◆ **GIVEN INSTRUCTION**: Copy each line in the data that includes the word "hungry".

* start INFORMATION SHOWN *

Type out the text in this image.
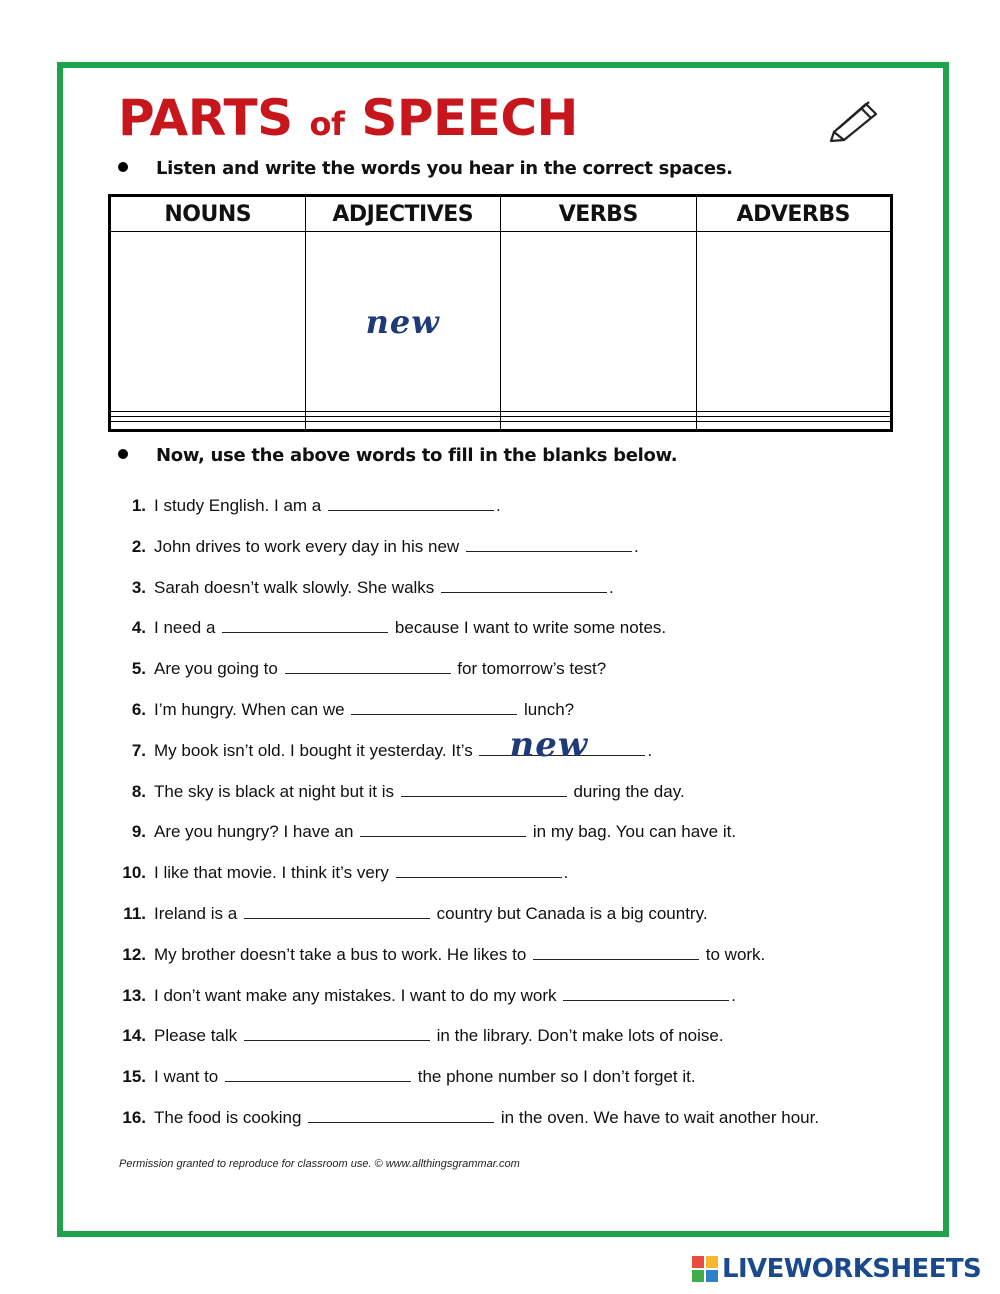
PARTS of SPEECH
Listen and write the words you hear in the correct spaces.
NOUNS	ADJECTIVES	VERBS	ADVERBS
	new		

Now, use the above words to fill in the blanks below.
1. I study English. I am a	.
2. John drives to work every day in his new	.
3. Sarah doesn’t walk slowly. She walks	.
4. I need a	because I want to write some notes.
5. Are you going to	for tomorrow’s test?
6. I’m hungry. When can we	lunch?
7. My book isn’t old. I bought it yesterday. It’s new	.
8. The sky is black at night but it is	during the day.
9. Are you hungry? I have an	in my bag. You can have it.
10. I like that movie. I think it’s very	.
11. Ireland is a	country but Canada is a big country.
12. My brother doesn’t take a bus to work. He likes to	to work.
13. I don’t want make any mistakes. I want to do my work	.
14. Please talk	in the library. Don’t make lots of noise.
15. I want to	the phone number so I don’t forget it.
16. The food is cooking	in the oven. We have to wait another hour.
Permission granted to reproduce for classroom use. © www.allthingsgrammar.com
LIVEWORKSHEETS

* end INFORMATION SHOWN *

◆ **ANSWER FOR THE TASK**:
6. I’m hungry. When can we	lunch?
9. Are you hungry? I have an	in my bag. You can have it.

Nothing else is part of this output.